--- BEGIN DATA LISTING ---
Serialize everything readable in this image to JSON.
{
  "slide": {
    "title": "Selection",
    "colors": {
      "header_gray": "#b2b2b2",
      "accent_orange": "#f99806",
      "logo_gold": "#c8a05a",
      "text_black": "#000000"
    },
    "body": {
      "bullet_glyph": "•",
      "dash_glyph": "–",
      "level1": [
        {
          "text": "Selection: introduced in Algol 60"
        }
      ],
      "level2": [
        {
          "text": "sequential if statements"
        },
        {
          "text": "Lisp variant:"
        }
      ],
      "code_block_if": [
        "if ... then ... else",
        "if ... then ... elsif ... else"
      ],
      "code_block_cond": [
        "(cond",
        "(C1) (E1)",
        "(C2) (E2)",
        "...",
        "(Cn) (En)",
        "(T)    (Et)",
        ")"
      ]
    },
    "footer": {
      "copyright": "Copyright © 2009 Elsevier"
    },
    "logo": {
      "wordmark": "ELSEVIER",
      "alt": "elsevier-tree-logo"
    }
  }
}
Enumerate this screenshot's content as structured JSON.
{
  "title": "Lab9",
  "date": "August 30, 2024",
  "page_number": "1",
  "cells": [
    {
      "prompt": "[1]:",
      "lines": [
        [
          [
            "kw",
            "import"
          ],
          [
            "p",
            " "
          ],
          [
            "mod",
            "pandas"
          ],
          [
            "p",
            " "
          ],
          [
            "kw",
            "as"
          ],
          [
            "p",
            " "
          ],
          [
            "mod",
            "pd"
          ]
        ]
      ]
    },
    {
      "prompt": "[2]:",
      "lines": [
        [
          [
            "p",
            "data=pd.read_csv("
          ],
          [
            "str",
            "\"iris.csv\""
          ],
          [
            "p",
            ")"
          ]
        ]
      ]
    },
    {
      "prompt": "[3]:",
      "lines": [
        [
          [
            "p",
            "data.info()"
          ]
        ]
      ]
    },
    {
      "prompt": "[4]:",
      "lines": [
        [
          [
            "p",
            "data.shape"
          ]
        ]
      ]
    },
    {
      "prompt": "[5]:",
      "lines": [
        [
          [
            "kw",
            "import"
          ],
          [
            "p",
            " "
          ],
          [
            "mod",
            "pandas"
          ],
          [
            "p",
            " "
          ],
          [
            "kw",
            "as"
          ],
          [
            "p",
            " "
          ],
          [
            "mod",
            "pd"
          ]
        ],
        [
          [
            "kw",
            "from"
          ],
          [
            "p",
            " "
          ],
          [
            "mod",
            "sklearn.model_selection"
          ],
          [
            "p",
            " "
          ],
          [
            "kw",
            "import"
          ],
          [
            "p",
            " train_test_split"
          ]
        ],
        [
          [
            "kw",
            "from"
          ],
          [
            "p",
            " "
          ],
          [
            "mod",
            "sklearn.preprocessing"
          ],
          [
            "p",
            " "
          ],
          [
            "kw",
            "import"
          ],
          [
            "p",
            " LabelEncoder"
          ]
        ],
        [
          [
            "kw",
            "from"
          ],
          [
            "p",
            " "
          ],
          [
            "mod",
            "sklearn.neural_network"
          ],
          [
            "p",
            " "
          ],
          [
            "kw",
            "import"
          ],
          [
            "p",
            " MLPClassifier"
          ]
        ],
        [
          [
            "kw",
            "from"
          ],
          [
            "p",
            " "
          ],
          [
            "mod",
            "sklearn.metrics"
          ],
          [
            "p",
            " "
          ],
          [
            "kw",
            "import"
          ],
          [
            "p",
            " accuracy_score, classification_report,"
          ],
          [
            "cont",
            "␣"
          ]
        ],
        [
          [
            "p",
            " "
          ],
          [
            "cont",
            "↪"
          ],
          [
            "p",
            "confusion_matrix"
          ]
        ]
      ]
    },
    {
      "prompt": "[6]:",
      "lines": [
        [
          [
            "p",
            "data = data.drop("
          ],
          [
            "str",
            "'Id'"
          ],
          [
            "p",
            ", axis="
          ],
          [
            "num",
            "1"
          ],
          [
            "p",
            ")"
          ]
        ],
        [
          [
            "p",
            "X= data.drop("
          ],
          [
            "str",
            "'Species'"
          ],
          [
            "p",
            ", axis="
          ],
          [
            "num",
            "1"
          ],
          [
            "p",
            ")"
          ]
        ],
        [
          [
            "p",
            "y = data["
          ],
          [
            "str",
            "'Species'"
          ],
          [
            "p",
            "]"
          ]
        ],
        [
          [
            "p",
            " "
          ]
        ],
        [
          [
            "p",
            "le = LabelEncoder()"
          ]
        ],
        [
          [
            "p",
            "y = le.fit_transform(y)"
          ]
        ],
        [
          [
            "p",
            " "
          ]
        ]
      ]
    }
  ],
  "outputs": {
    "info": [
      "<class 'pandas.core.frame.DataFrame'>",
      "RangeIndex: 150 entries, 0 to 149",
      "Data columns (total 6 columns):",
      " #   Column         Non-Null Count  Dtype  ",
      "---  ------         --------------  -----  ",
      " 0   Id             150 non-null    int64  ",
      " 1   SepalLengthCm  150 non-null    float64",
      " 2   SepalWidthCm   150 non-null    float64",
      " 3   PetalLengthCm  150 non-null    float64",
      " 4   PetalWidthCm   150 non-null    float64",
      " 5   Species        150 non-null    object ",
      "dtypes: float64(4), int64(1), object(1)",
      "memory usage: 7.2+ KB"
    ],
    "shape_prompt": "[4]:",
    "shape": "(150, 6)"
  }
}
--- END DATA LISTING ---
_SHORT TASK_
Every line of the data above should be reproduced word for word.

_THE SOLUTION_
Serialize everything readable in this image to JSON.
{
  "slide": {
    "title": "Selection",
    "colors": {
      "header_gray": "#b2b2b2",
      "accent_orange": "#f99806",
      "logo_gold": "#c8a05a",
      "text_black": "#000000"
    },
    "body": {
      "bullet_glyph": "•",
      "dash_glyph": "–",
      "level1": [
        {
          "text": "Selection: introduced in Algol 60"
        }
      ],
      "level2": [
        {
          "text": "sequential if statements"
        },
        {
          "text": "Lisp variant:"
        }
      ],
      "code_block_if": [
        "if ... then ... else",
        "if ... then ... elsif ... else"
      ],
      "code_block_cond": [
        "(cond",
        "(C1) (E1)",
        "(C2) (E2)",
        "...",
        "(Cn) (En)",
        "(T)    (Et)",
        ")"
      ]
    },
    "footer": {
      "copyright": "Copyright © 2009 Elsevier"
    },
    "logo": {
      "wordmark": "ELSEVIER",
      "alt": "elsevier-tree-logo"
    }
  }
}
Enumerate this screenshot's content as structured JSON.
{
  "title": "Lab9",
  "date": "August 30, 2024",
  "page_number": "1",
  "cells": [
    {
      "prompt": "[1]:",
      "lines": [
        [
          [
            "kw",
            "import"
          ],
          [
            "p",
            " "
          ],
          [
            "mod",
            "pandas"
          ],
          [
            "p",
            " "
          ],
          [
            "kw",
            "as"
          ],
          [
            "p",
            " "
          ],
          [
            "mod",
            "pd"
          ]
        ]
      ]
    },
    {
      "prompt": "[2]:",
      "lines": [
        [
          [
            "p",
            "data=pd.read_csv("
          ],
          [
            "str",
            "\"iris.csv\""
          ],
          [
            "p",
            ")"
          ]
        ]
      ]
    },
    {
      "prompt": "[3]:",
      "lines": [
        [
          [
            "p",
            "data.info()"
          ]
        ]
      ]
    },
    {
      "prompt": "[4]:",
      "lines": [
        [
          [
            "p",
            "data.shape"
          ]
        ]
      ]
    },
    {
      "prompt": "[5]:",
      "lines": [
        [
          [
            "kw",
            "import"
          ],
          [
            "p",
            " "
          ],
          [
            "mod",
            "pandas"
          ],
          [
            "p",
            " "
          ],
          [
            "kw",
            "as"
          ],
          [
            "p",
            " "
          ],
          [
            "mod",
            "pd"
          ]
        ],
        [
          [
            "kw",
            "from"
          ],
          [
            "p",
            " "
          ],
          [
            "mod",
            "sklearn.model_selection"
          ],
          [
            "p",
            " "
          ],
          [
            "kw",
            "import"
          ],
          [
            "p",
            " train_test_split"
          ]
        ],
        [
          [
            "kw",
            "from"
          ],
          [
            "p",
            " "
          ],
          [
            "mod",
            "sklearn.preprocessing"
          ],
          [
            "p",
            " "
          ],
          [
            "kw",
            "import"
          ],
          [
            "p",
            " LabelEncoder"
          ]
        ],
        [
          [
            "kw",
            "from"
          ],
          [
            "p",
            " "
          ],
          [
            "mod",
            "sklearn.neural_network"
          ],
          [
            "p",
            " "
          ],
          [
            "kw",
            "import"
          ],
          [
            "p",
            " MLPClassifier"
          ]
        ],
        [
          [
            "kw",
            "from"
          ],
          [
            "p",
            " "
          ],
          [
            "mod",
            "sklearn.metrics"
          ],
          [
            "p",
            " "
          ],
          [
            "kw",
            "import"
          ],
          [
            "p",
            " accuracy_score, classification_report,"
          ],
          [
            "cont",
            "␣"
          ]
        ],
        [
          [
            "p",
            " "
          ],
          [
            "cont",
            "↪"
          ],
          [
            "p",
            "confusion_matrix"
          ]
        ]
      ]
    },
    {
      "prompt": "[6]:",
      "lines": [
        [
          [
            "p",
            "data = data.drop("
          ],
          [
            "str",
            "'Id'"
          ],
          [
            "p",
            ", axis="
          ],
          [
            "num",
            "1"
          ],
          [
            "p",
            ")"
          ]
        ],
        [
          [
            "p",
            "X= data.drop("
          ],
          [
            "str",
            "'Species'"
          ],
          [
            "p",
            ", axis="
          ],
          [
            "num",
            "1"
          ],
          [
            "p",
            ")"
          ]
        ],
        [
          [
            "p",
            "y = data["
          ],
          [
            "str",
            "'Species'"
          ],
          [
            "p",
            "]"
          ]
        ],
        [
          [
            "p",
            " "
          ]
        ],
        [
          [
            "p",
            "le = LabelEncoder()"
          ]
        ],
        [
          [
            "p",
            "y = le.fit_transform(y)"
          ]
        ],
        [
          [
            "p",
            " "
          ]
        ]
      ]
    }
  ],
  "outputs": {
    "info": [
      "<class 'pandas.core.frame.DataFrame'>",
      "RangeIndex: 150 entries, 0 to 149",
      "Data columns (total 6 columns):",
      " #   Column         Non-Null Count  Dtype  ",
      "---  ------         --------------  -----  ",
      " 0   Id             150 non-null    int64  ",
      " 1   SepalLengthCm  150 non-null    float64",
      " 2   SepalWidthCm   150 non-null    float64",
      " 3   PetalLengthCm  150 non-null    float64",
      " 4   PetalWidthCm   150 non-null    float64",
      " 5   Species        150 non-null    object ",
      "dtypes: float64(4), int64(1), object(1)",
      "memory usage: 7.2+ KB"
    ],
    "shape_prompt": "[4]:",
    "shape": "(150, 6)"
  }
}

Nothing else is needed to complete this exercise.